» Instructions to follow: Below is a listing; copy all of it exactly.

═════ Dataset rows

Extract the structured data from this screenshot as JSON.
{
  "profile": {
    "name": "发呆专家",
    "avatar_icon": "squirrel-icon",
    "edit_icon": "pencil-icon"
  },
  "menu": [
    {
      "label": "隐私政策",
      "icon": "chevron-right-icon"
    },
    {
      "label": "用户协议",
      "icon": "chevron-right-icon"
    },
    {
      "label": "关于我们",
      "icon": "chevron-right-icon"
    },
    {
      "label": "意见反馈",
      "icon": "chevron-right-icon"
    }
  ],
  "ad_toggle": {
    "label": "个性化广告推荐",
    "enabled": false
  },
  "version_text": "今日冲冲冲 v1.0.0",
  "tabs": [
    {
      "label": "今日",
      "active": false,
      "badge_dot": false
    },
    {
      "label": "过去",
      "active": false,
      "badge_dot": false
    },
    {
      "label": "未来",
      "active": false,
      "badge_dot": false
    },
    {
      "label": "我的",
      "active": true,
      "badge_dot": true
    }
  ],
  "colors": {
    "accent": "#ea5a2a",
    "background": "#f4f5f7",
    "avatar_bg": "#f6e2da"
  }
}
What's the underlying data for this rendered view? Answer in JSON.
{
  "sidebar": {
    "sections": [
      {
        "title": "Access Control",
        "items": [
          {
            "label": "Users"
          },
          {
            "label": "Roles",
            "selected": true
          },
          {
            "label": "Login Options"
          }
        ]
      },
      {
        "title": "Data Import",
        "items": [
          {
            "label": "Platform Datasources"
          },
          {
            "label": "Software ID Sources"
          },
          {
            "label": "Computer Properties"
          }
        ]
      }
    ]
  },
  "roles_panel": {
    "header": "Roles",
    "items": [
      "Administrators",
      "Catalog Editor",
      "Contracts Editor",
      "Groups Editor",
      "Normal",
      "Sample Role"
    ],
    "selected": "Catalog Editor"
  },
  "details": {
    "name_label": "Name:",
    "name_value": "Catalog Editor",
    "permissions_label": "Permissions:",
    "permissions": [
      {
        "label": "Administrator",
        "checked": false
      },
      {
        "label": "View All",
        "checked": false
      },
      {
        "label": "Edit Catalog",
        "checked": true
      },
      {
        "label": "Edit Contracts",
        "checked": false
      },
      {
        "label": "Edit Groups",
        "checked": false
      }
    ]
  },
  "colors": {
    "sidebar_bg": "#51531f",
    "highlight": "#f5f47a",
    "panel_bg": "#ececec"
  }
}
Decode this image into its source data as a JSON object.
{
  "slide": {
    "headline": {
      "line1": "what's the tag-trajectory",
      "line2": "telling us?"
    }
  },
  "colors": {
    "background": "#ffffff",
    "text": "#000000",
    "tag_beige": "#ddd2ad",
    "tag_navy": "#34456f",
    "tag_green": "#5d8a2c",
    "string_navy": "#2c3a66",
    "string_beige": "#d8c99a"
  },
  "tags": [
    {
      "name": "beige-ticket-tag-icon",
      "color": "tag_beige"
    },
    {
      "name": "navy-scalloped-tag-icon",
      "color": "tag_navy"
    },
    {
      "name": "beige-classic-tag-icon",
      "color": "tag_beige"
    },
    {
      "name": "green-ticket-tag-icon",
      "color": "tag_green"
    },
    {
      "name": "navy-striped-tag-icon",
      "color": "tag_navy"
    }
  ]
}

══════════

» Output of the task:
Extract the structured data from this screenshot as JSON.
{
  "profile": {
    "name": "发呆专家",
    "avatar_icon": "squirrel-icon",
    "edit_icon": "pencil-icon"
  },
  "menu": [
    {
      "label": "隐私政策",
      "icon": "chevron-right-icon"
    },
    {
      "label": "用户协议",
      "icon": "chevron-right-icon"
    },
    {
      "label": "关于我们",
      "icon": "chevron-right-icon"
    },
    {
      "label": "意见反馈",
      "icon": "chevron-right-icon"
    }
  ],
  "ad_toggle": {
    "label": "个性化广告推荐",
    "enabled": false
  },
  "version_text": "今日冲冲冲 v1.0.0",
  "tabs": [
    {
      "label": "今日",
      "active": false,
      "badge_dot": false
    },
    {
      "label": "过去",
      "active": false,
      "badge_dot": false
    },
    {
      "label": "未来",
      "active": false,
      "badge_dot": false
    },
    {
      "label": "我的",
      "active": true,
      "badge_dot": true
    }
  ],
  "colors": {
    "accent": "#ea5a2a",
    "background": "#f4f5f7",
    "avatar_bg": "#f6e2da"
  }
}
What's the underlying data for this rendered view? Answer in JSON.
{
  "sidebar": {
    "sections": [
      {
        "title": "Access Control",
        "items": [
          {
            "label": "Users"
          },
          {
            "label": "Roles",
            "selected": true
          },
          {
            "label": "Login Options"
          }
        ]
      },
      {
        "title": "Data Import",
        "items": [
          {
            "label": "Platform Datasources"
          },
          {
            "label": "Software ID Sources"
          },
          {
            "label": "Computer Properties"
          }
        ]
      }
    ]
  },
  "roles_panel": {
    "header": "Roles",
    "items": [
      "Administrators",
      "Catalog Editor",
      "Contracts Editor",
      "Groups Editor",
      "Normal",
      "Sample Role"
    ],
    "selected": "Catalog Editor"
  },
  "details": {
    "name_label": "Name:",
    "name_value": "Catalog Editor",
    "permissions_label": "Permissions:",
    "permissions": [
      {
        "label": "Administrator",
        "checked": false
      },
      {
        "label": "View All",
        "checked": false
      },
      {
        "label": "Edit Catalog",
        "checked": true
      },
      {
        "label": "Edit Contracts",
        "checked": false
      },
      {
        "label": "Edit Groups",
        "checked": false
      }
    ]
  },
  "colors": {
    "sidebar_bg": "#51531f",
    "highlight": "#f5f47a",
    "panel_bg": "#ececec"
  }
}
Decode this image into its source data as a JSON object.
{
  "slide": {
    "headline": {
      "line1": "what's the tag-trajectory",
      "line2": "telling us?"
    }
  },
  "colors": {
    "background": "#ffffff",
    "text": "#000000",
    "tag_beige": "#ddd2ad",
    "tag_navy": "#34456f",
    "tag_green": "#5d8a2c",
    "string_navy": "#2c3a66",
    "string_beige": "#d8c99a"
  },
  "tags": [
    {
      "name": "beige-ticket-tag-icon",
      "color": "tag_beige"
    },
    {
      "name": "navy-scalloped-tag-icon",
      "color": "tag_navy"
    },
    {
      "name": "beige-classic-tag-icon",
      "color": "tag_beige"
    },
    {
      "name": "green-ticket-tag-icon",
      "color": "tag_green"
    },
    {
      "name": "navy-striped-tag-icon",
      "color": "tag_navy"
    }
  ]
}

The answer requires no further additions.